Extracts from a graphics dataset
▼

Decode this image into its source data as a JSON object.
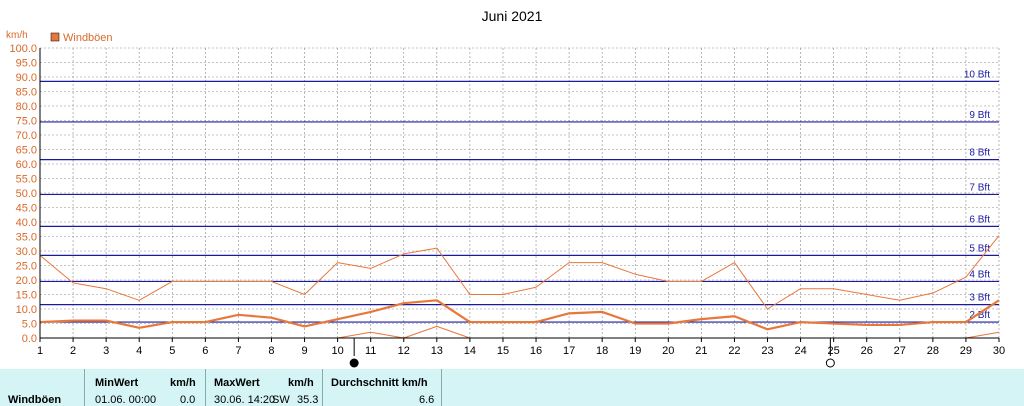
{
  "chart_data": {
    "type": "line",
    "title": "Juni 2021",
    "ylabel": "km/h",
    "legend": {
      "label": "Windböen",
      "placement": "top-left",
      "color": "#e8773a"
    },
    "ylim": [
      0,
      100
    ],
    "yticks": [
      "0.0",
      "5.0",
      "10.0",
      "15.0",
      "20.0",
      "25.0",
      "30.0",
      "35.0",
      "40.0",
      "45.0",
      "50.0",
      "55.0",
      "60.0",
      "65.0",
      "70.0",
      "75.0",
      "80.0",
      "85.0",
      "90.0",
      "95.0",
      "100.0"
    ],
    "x": [
      1,
      2,
      3,
      4,
      5,
      6,
      7,
      8,
      9,
      10,
      11,
      12,
      13,
      14,
      15,
      16,
      17,
      18,
      19,
      20,
      21,
      22,
      23,
      24,
      25,
      26,
      27,
      28,
      29,
      30
    ],
    "xlim": [
      1,
      30
    ],
    "series": [
      {
        "role": "max",
        "color": "#e8773a",
        "values": [
          28.5,
          19,
          17,
          13,
          19.5,
          19.5,
          19.5,
          19.5,
          15,
          26,
          24,
          29,
          31,
          15,
          15,
          17.5,
          26,
          26,
          22,
          19.5,
          19.5,
          26,
          10,
          17,
          17,
          15,
          13,
          15.5,
          21,
          35.3
        ]
      },
      {
        "role": "average",
        "color": "#e8773a",
        "values": [
          5.5,
          6,
          6,
          3.5,
          5.5,
          5.5,
          8,
          7,
          4,
          6.5,
          9,
          12,
          13,
          5.5,
          5.5,
          5.5,
          8.5,
          9,
          5,
          5,
          6.5,
          7.5,
          3,
          5.5,
          5,
          4.5,
          4.5,
          5.5,
          5.5,
          13
        ]
      },
      {
        "role": "min",
        "color": "#e8773a",
        "values": [
          0,
          0,
          0,
          0,
          0,
          0,
          0,
          0,
          0,
          0,
          2,
          0,
          4,
          0,
          0,
          0,
          0,
          0,
          0,
          0,
          0,
          0,
          0,
          0,
          0,
          0,
          0,
          0,
          0,
          2
        ]
      }
    ],
    "beaufort": [
      {
        "label": "2 Bft",
        "value": 5.5
      },
      {
        "label": "3 Bft",
        "value": 11.5
      },
      {
        "label": "4 Bft",
        "value": 19.5
      },
      {
        "label": "5 Bft",
        "value": 28.5
      },
      {
        "label": "6 Bft",
        "value": 38.5
      },
      {
        "label": "7 Bft",
        "value": 49.5
      },
      {
        "label": "8 Bft",
        "value": 61.5
      },
      {
        "label": "9 Bft",
        "value": 74.5
      },
      {
        "label": "10 Bft",
        "value": 88.5
      }
    ],
    "moon_phases": [
      {
        "day": 10.5,
        "phase": "new"
      },
      {
        "day": 24.9,
        "phase": "full"
      }
    ],
    "grid": true
  },
  "stats": {
    "row_label": "Windböen",
    "min_header": "MinWert",
    "min_unit": "km/h",
    "min_date": "01.06.  00:00",
    "min_value": "0.0",
    "max_header": "MaxWert",
    "max_unit": "km/h",
    "max_date": "30.06.  14:20",
    "max_dir": "SW",
    "max_value": "35.3",
    "avg_header": "Durchschnitt km/h",
    "avg_value": "6.6"
  }
}
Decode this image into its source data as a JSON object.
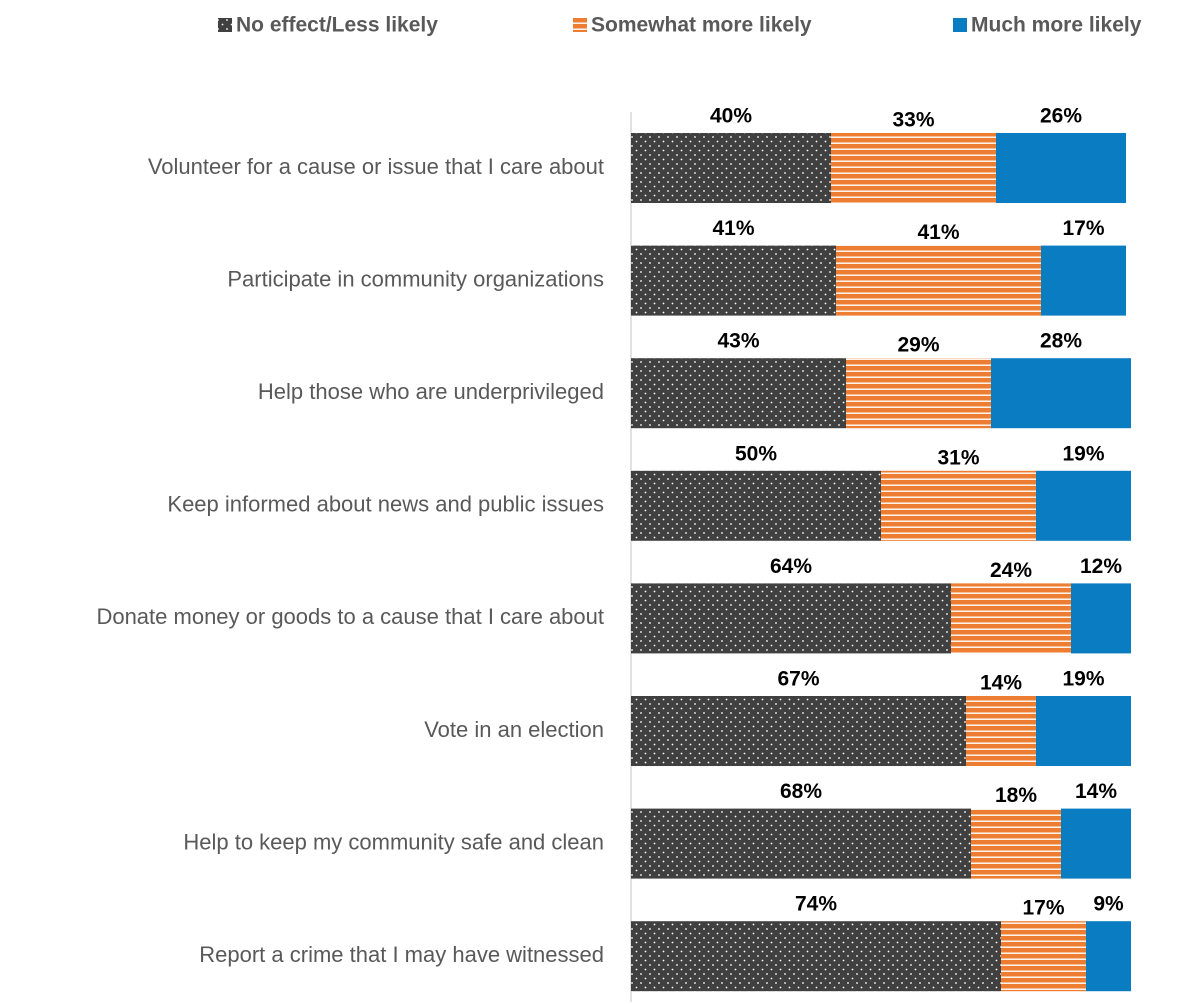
{
  "chart_data": {
    "type": "stacked_bar_horizontal",
    "categories": [
      "Volunteer for a cause or issue that I care about",
      "Participate in community organizations",
      "Help those who are underprivileged",
      "Keep informed about news and public issues",
      "Donate money or goods to a cause that I care about",
      "Vote in an election",
      "Help to keep my community safe and clean",
      "Report a crime that I may have witnessed"
    ],
    "series": [
      {
        "name": "No effect/Less likely",
        "color": "#404040",
        "values": [
          40,
          41,
          43,
          50,
          64,
          67,
          68,
          74
        ],
        "value_labels": [
          "40%",
          "41%",
          "43%",
          "50%",
          "64%",
          "67%",
          "68%",
          "74%"
        ]
      },
      {
        "name": "Somewhat more likely",
        "color": "#ed7d31",
        "values": [
          33,
          41,
          29,
          31,
          24,
          14,
          18,
          17
        ],
        "value_labels": [
          "33%",
          "41%",
          "29%",
          "31%",
          "24%",
          "14%",
          "18%",
          "17%"
        ]
      },
      {
        "name": "Much more likely",
        "color": "#0a7cc1",
        "values": [
          26,
          17,
          28,
          19,
          12,
          19,
          14,
          9
        ],
        "value_labels": [
          "26%",
          "17%",
          "28%",
          "19%",
          "12%",
          "19%",
          "14%",
          "9%"
        ]
      }
    ],
    "legend": "top"
  }
}
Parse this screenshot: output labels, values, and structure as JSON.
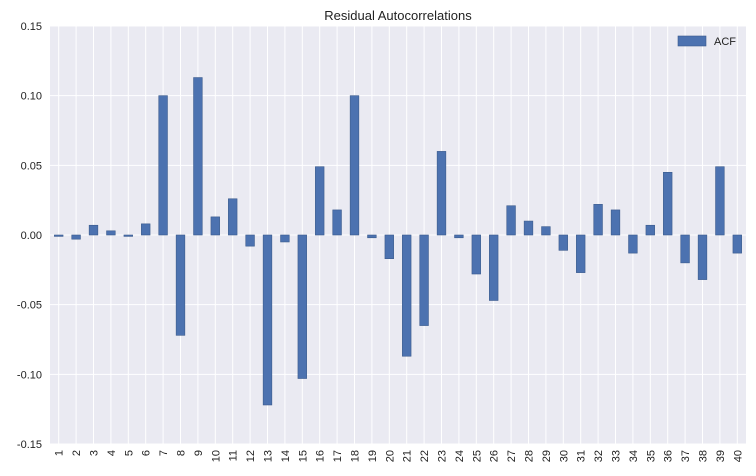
{
  "chart_data": {
    "type": "bar",
    "title": "Residual Autocorrelations",
    "xlabel": "",
    "ylabel": "",
    "ylim": [
      -0.15,
      0.15
    ],
    "yticks": [
      "-0.15",
      "-0.10",
      "-0.05",
      "0.00",
      "0.05",
      "0.10",
      "0.15"
    ],
    "grid": true,
    "legend_position": "top-right",
    "categories": [
      "1",
      "2",
      "3",
      "4",
      "5",
      "6",
      "7",
      "8",
      "9",
      "10",
      "11",
      "12",
      "13",
      "14",
      "15",
      "16",
      "17",
      "18",
      "19",
      "20",
      "21",
      "22",
      "23",
      "24",
      "25",
      "26",
      "27",
      "28",
      "29",
      "30",
      "31",
      "32",
      "33",
      "34",
      "35",
      "36",
      "37",
      "38",
      "39",
      "40"
    ],
    "series": [
      {
        "name": "ACF",
        "color": "#4c72b0",
        "values": [
          -0.001,
          -0.003,
          0.007,
          0.003,
          -0.001,
          0.008,
          0.1,
          -0.072,
          0.113,
          0.013,
          0.026,
          -0.008,
          -0.122,
          -0.005,
          -0.103,
          0.049,
          0.018,
          0.1,
          -0.002,
          -0.017,
          -0.087,
          -0.065,
          0.06,
          -0.002,
          -0.028,
          -0.047,
          0.021,
          0.01,
          0.006,
          -0.011,
          -0.027,
          0.022,
          0.018,
          -0.013,
          0.007,
          0.045,
          -0.02,
          -0.032,
          0.049,
          -0.013
        ]
      }
    ]
  }
}
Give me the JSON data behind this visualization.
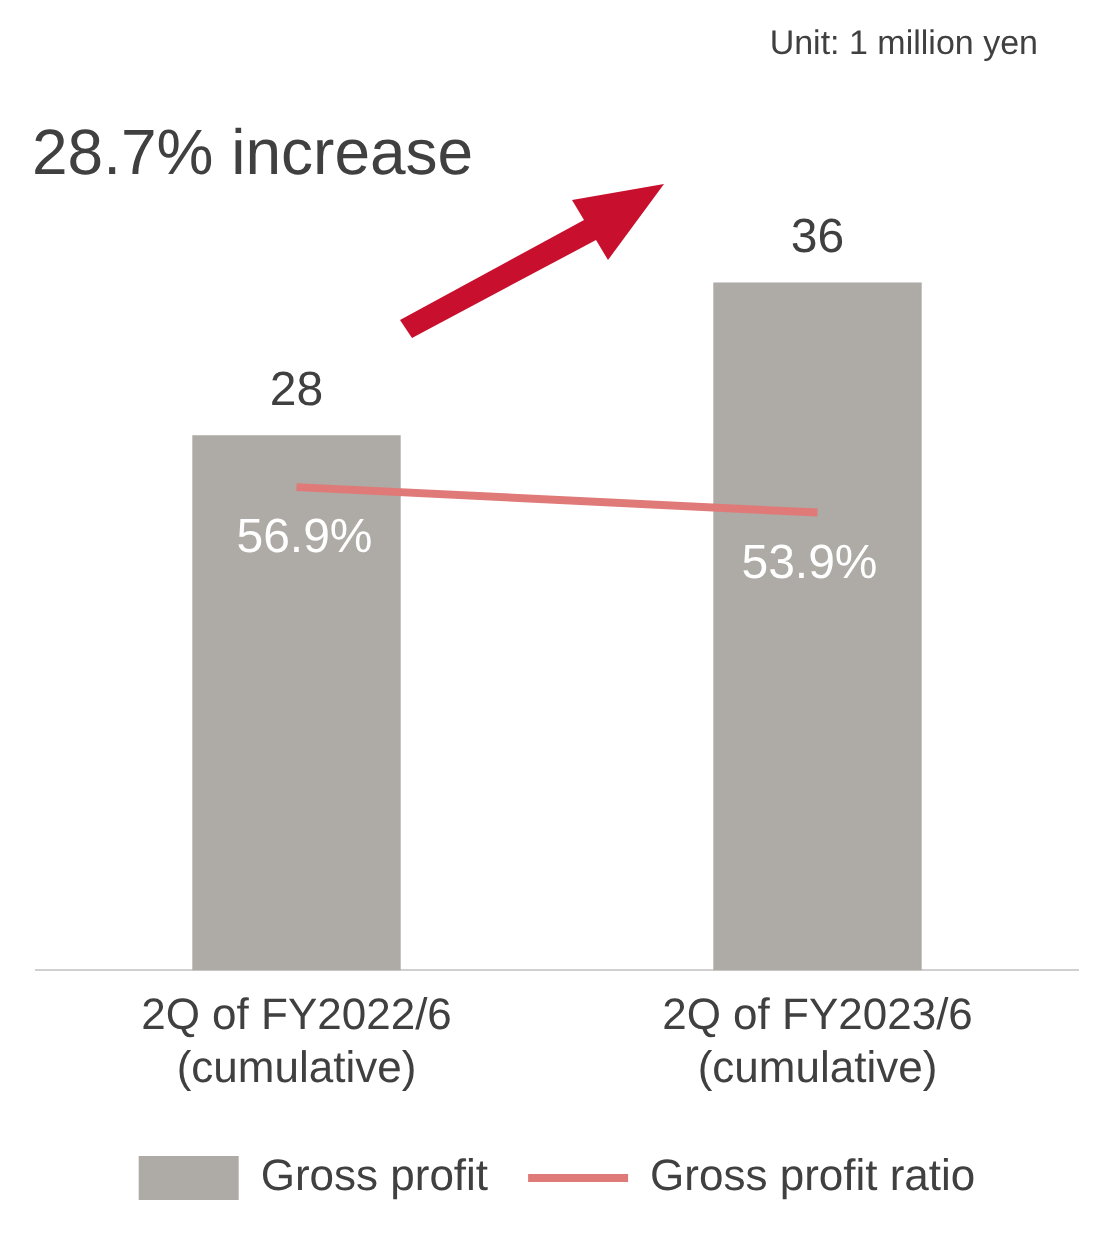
{
  "chart_data": {
    "type": "bar",
    "categories": [
      "2Q of FY2022/6\n(cumulative)",
      "2Q of FY2023/6\n(cumulative)"
    ],
    "series": [
      {
        "name": "Gross profit",
        "color": "#aeaaa5",
        "values": [
          28,
          36
        ]
      },
      {
        "name": "Gross profit ratio",
        "type": "line",
        "axis": "y2",
        "color": "#e07a78",
        "values": [
          56.9,
          53.9
        ],
        "value_labels": [
          "56.9%",
          "53.9%"
        ]
      }
    ],
    "data_labels": true,
    "legend": "bottom",
    "grid": false,
    "annotations": [
      "Unit: 1 million yen",
      "28.7% increase"
    ]
  }
}
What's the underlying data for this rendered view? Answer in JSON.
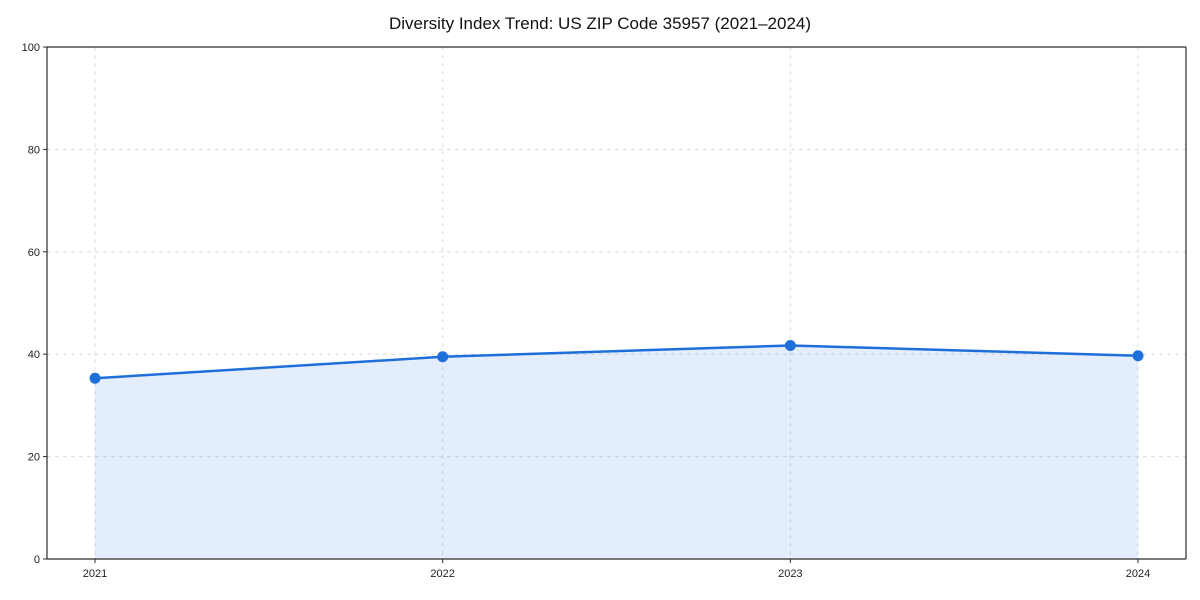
{
  "chart_data": {
    "type": "area",
    "title": "Diversity Index Trend: US ZIP Code 35957 (2021–2024)",
    "x": [
      2021,
      2022,
      2023,
      2024
    ],
    "categories": [
      "2021",
      "2022",
      "2023",
      "2024"
    ],
    "series": [
      {
        "name": "Diversity Index",
        "values": [
          35.3,
          39.5,
          41.7,
          39.7
        ]
      }
    ],
    "xlabel": "",
    "ylabel": "",
    "ylim": [
      0,
      100
    ],
    "yticks": [
      0,
      20,
      40,
      60,
      80,
      100
    ],
    "grid": true,
    "grid_style": "dashed",
    "legend": "none",
    "colors": {
      "line": "#1f6fdb",
      "marker": "#1f6fdb",
      "fill": "#1f6fdb",
      "fill_opacity": 0.12,
      "grid": "#dcdcdc",
      "spine": "#2b2b2b",
      "tick_text": "#222222",
      "background": "#ffffff"
    }
  }
}
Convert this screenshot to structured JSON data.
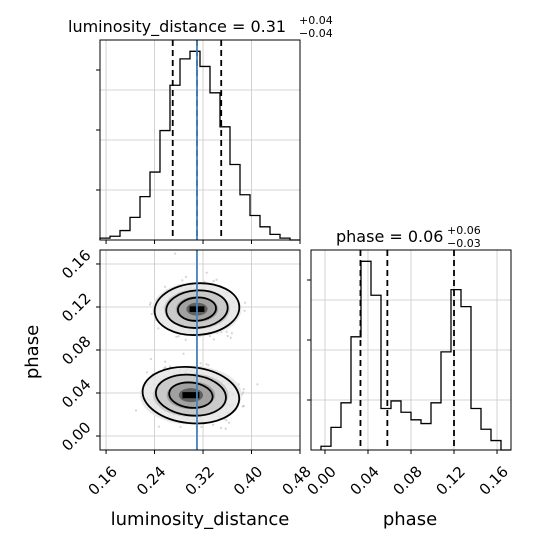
{
  "chart_data": [
    {
      "type": "histogram",
      "panel": "luminosity_distance marginal",
      "title": {
        "main": "luminosity_distance = 0.31",
        "sup": "+0.04",
        "sub": "−0.04"
      },
      "xlim": [
        0.15,
        0.48
      ],
      "x_ticks": [
        0.16,
        0.24,
        0.32,
        0.4,
        0.48
      ],
      "bin_edges": [
        0.15,
        0.1665,
        0.183,
        0.1995,
        0.216,
        0.2325,
        0.249,
        0.2655,
        0.282,
        0.2985,
        0.315,
        0.3315,
        0.348,
        0.3645,
        0.381,
        0.3975,
        0.414,
        0.4305,
        0.447,
        0.4635,
        0.48
      ],
      "counts": [
        1,
        2,
        5,
        12,
        23,
        36,
        58,
        82,
        96,
        100,
        92,
        78,
        60,
        40,
        24,
        13,
        7,
        3,
        1,
        0
      ],
      "quantiles": [
        0.27,
        0.31,
        0.35
      ],
      "truth": 0.31,
      "grid": true
    },
    {
      "type": "histogram",
      "panel": "phase marginal",
      "title": {
        "main": "phase = 0.06",
        "sup": "+0.06",
        "sub": "−0.03"
      },
      "xlim": [
        -0.013,
        0.173
      ],
      "x_ticks": [
        0.0,
        0.04,
        0.08,
        0.12,
        0.16
      ],
      "xlabel": "phase",
      "bin_edges": [
        -0.0037,
        0.0056,
        0.0149,
        0.0242,
        0.0335,
        0.0428,
        0.0521,
        0.0614,
        0.0707,
        0.08,
        0.0893,
        0.0986,
        0.1079,
        0.1172,
        0.1265,
        0.1358,
        0.1451,
        0.1544,
        0.1637,
        0.173
      ],
      "counts": [
        2,
        12,
        25,
        60,
        100,
        82,
        22,
        26,
        20,
        16,
        14,
        25,
        52,
        85,
        76,
        22,
        11,
        5,
        0
      ],
      "quantiles": [
        0.033,
        0.058,
        0.12
      ],
      "grid": true
    },
    {
      "type": "2d-density",
      "panel": "phase vs luminosity_distance",
      "xlabel": "luminosity_distance",
      "ylabel": "phase",
      "xlim": [
        0.15,
        0.48
      ],
      "ylim": [
        -0.013,
        0.173
      ],
      "x_ticks": [
        0.16,
        0.24,
        0.32,
        0.4,
        0.48
      ],
      "y_ticks": [
        0.0,
        0.04,
        0.08,
        0.12,
        0.16
      ],
      "modes": [
        {
          "x": 0.31,
          "y": 0.118,
          "sx": 0.035,
          "sy": 0.012,
          "weight": 0.45
        },
        {
          "x": 0.3,
          "y": 0.038,
          "sx": 0.04,
          "sy": 0.013,
          "weight": 0.55
        }
      ],
      "contour_levels": 3,
      "truth": 0.31,
      "grid": true
    }
  ],
  "colors": {
    "truth_line": "#4682b4",
    "hist_line": "#000000",
    "grid": "#c8c8c8",
    "scatter": "#a0a0a0"
  },
  "labels": {
    "x_left": "luminosity_distance",
    "x_right": "phase",
    "y_left": "phase"
  }
}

▲

[Objective]
Locate all lines in the listing above with the word "Gross". Copy them.

[Complete output]
        "name": "Gross profit",
        "name": "Gross profit ratio",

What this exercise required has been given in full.